Primer mito caído: la ambición. Alguna vez he escrito sobre la gradual provincialización de Cataluña, cada vez más indiferente a la descarnada evidencia de su parón global. Parón económico, consecuente con la mentalidad sucursalista de la mayoría de sus empresarios. Parón cultural, doloroso, inquietante ('si volviera a empezar, quizá ahora escribiría en castellano', me asegura Monzó). Casi parón social, con una sociedad civil que literalmente se ha ido de vacaciones, no sé si eternas. Si alguna vez Cataluña tuvo ambición de modernidad, si soñó con ser cosmopolita, competitiva, referencial, sólo fue cuando recitaba a Espriu en sus delirios norteños. 'Nord enllà, on diuen que la gent és culta...', pero víctima del propio poema nos quedamos encerrados en el territorio 'covard i salvatge' que es nuestro territorio mental. No son los límites físicos los que recortan las alas de la ambición, sino esos límites de una mentalidad catalana que ha hecho del ideal pequeño-burgués -paradigma del inmovilismo- su característica más notable. ¿El hecho diferencial catalán? Hoy por hoy (y que no me oigan en Madrid) nuestro 'diferencial' es que los otros cabalgan como locos y nosotros llevamos tiempo durmiendo la siesta. La ambición que respira Valencia, que respiran Madrid o Bilbao no la respira para nada Cataluña. Es decir, mis queridos: ¡ellos son los diferenciales!

++++++++++++++++++++

[PROBLEMA BREVE A]
Responde, según el texto sobre Cataluña:
(i) ¿Cuál es el primer mito caído?
(ii) ¿A qué poeta recitaba Cataluña en sus delirios norteños?
(iii) ¿Qué lugares respiran la ambición que no respira Cataluña?
El texto y los registros proceden de fuentes distintas.

Anotaciones de elementos de la página
++++++++++++++++++++

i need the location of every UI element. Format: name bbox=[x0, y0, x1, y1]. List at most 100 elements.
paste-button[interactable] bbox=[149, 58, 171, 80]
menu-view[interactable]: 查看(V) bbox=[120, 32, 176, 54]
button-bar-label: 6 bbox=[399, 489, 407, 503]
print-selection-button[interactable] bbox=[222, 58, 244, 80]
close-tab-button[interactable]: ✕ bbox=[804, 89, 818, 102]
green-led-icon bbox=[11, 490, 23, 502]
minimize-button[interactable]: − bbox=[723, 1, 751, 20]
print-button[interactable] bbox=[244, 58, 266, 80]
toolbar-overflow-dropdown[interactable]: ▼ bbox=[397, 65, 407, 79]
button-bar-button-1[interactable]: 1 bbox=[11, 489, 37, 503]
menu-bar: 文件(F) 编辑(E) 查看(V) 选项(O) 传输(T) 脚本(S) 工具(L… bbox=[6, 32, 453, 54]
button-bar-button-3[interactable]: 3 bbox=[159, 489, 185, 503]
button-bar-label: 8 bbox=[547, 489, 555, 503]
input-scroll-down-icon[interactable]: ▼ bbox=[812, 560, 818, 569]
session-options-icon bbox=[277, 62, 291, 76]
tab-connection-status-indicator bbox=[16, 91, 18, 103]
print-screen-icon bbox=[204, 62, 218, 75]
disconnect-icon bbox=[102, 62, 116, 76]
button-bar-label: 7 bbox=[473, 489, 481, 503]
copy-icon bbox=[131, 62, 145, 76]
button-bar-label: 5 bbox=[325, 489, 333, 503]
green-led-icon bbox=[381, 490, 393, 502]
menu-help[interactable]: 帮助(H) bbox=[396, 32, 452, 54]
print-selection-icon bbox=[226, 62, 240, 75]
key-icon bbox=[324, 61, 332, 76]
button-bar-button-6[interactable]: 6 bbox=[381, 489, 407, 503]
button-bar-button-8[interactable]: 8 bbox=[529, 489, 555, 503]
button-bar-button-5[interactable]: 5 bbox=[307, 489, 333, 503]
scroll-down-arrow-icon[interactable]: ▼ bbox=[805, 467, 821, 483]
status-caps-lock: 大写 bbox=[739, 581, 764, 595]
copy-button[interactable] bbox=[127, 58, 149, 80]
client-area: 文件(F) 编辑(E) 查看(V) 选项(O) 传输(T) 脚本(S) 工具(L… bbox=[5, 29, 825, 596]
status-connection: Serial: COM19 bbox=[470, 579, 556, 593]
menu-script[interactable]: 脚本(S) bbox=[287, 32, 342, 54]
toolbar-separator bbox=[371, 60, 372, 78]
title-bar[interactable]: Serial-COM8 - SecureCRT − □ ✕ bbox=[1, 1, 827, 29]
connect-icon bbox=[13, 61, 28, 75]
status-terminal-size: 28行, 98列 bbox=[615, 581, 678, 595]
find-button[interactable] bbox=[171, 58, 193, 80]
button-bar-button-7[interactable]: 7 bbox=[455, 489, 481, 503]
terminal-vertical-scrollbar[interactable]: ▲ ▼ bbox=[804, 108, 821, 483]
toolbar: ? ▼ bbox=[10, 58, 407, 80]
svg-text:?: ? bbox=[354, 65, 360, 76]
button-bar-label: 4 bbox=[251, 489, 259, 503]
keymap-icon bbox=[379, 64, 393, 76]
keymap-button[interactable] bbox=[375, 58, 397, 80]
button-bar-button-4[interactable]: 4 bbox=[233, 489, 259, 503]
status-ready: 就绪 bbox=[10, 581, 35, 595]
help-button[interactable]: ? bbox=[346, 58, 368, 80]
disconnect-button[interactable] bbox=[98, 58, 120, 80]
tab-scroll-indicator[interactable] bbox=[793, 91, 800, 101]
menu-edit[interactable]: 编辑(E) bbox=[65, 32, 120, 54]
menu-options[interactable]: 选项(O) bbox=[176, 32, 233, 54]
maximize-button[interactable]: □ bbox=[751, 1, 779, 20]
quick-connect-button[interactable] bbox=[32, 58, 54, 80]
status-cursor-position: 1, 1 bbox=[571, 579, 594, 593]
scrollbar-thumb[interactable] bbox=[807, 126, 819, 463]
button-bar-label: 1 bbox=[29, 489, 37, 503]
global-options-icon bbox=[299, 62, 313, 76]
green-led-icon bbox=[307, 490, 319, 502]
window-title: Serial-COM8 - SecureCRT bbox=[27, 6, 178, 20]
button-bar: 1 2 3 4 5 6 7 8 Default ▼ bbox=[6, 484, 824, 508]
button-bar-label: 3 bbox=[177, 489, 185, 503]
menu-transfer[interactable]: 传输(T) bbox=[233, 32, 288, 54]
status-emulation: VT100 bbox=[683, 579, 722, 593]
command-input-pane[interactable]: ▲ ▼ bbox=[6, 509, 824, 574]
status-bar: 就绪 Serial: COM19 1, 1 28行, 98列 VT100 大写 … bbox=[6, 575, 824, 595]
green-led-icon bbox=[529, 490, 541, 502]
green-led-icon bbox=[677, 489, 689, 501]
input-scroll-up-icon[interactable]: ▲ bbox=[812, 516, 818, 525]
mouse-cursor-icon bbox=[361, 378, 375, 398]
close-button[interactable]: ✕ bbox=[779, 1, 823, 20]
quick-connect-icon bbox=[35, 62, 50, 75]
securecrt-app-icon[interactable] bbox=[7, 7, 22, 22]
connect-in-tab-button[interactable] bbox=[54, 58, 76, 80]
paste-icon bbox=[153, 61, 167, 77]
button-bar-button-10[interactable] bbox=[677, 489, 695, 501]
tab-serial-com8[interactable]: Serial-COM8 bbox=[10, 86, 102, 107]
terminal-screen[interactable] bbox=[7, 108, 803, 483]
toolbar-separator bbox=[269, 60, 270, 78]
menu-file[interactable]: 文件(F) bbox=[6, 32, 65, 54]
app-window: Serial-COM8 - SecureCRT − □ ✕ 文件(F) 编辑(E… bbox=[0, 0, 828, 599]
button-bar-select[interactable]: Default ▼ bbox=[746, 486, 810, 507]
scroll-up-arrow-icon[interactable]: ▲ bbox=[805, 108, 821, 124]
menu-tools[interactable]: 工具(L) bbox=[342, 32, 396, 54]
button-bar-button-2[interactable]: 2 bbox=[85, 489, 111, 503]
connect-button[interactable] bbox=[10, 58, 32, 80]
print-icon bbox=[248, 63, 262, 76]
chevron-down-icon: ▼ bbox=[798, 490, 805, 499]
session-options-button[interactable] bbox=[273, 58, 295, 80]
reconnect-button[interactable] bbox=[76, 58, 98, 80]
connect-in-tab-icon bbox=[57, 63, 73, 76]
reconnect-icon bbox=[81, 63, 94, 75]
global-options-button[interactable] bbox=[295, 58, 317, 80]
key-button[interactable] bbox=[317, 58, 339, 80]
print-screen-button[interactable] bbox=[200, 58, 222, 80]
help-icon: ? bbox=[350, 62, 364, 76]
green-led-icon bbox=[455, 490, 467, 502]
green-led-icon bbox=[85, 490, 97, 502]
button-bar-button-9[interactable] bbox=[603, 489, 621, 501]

++++++++++++++++++++

[PROBLEMA BREVE B]
Convierte en una lista numerada, sin líneas en blanco, el tramo de los registros que va desde su inicio hasta la línea que contiene "disconnect-icon bbox=[102, 62, 116, 76]", ambos extremos incluidos.

[RESULTADO COMPLETO A]
(i) La ambición.
(ii) A Espriu.
(iii) Valencia, Madrid y Bilbao.

[RESULTADO COMPLETO B]
1. i need the location of every UI element. Format: name bbox=[x0, y0, x1, y1]. List at most 100 elements.
2. paste-button[interactable] bbox=[149, 58, 171, 80]
3. menu-view[interactable]: 查看(V) bbox=[120, 32, 176, 54]
4. button-bar-label: 6 bbox=[399, 489, 407, 503]
5. print-selection-button[interactable] bbox=[222, 58, 244, 80]
6. close-tab-button[interactable]: ✕ bbox=[804, 89, 818, 102]
7. green-led-icon bbox=[11, 490, 23, 502]
8. minimize-button[interactable]: − bbox=[723, 1, 751, 20]
9. print-button[interactable] bbox=[244, 58, 266, 80]
10. toolbar-overflow-dropdown[interactable]: ▼ bbox=[397, 65, 407, 79]
11. button-bar-button-1[interactable]: 1 bbox=[11, 489, 37, 503]
12. menu-bar: 文件(F) 编辑(E) 查看(V) 选项(O) 传输(T) 脚本(S) 工具(L… bbox=[6, 32, 453, 54]
13. button-bar-button-3[interactable]: 3 bbox=[159, 489, 185, 503]
14. button-bar-label: 8 bbox=[547, 489, 555, 503]
15. input-scroll-down-icon[interactable]: ▼ bbox=[812, 560, 818, 569]
16. session-options-icon bbox=[277, 62, 291, 76]
17. tab-connection-status-indicator bbox=[16, 91, 18, 103]
18. print-screen-icon bbox=[204, 62, 218, 75]
19. disconnect-icon bbox=[102, 62, 116, 76]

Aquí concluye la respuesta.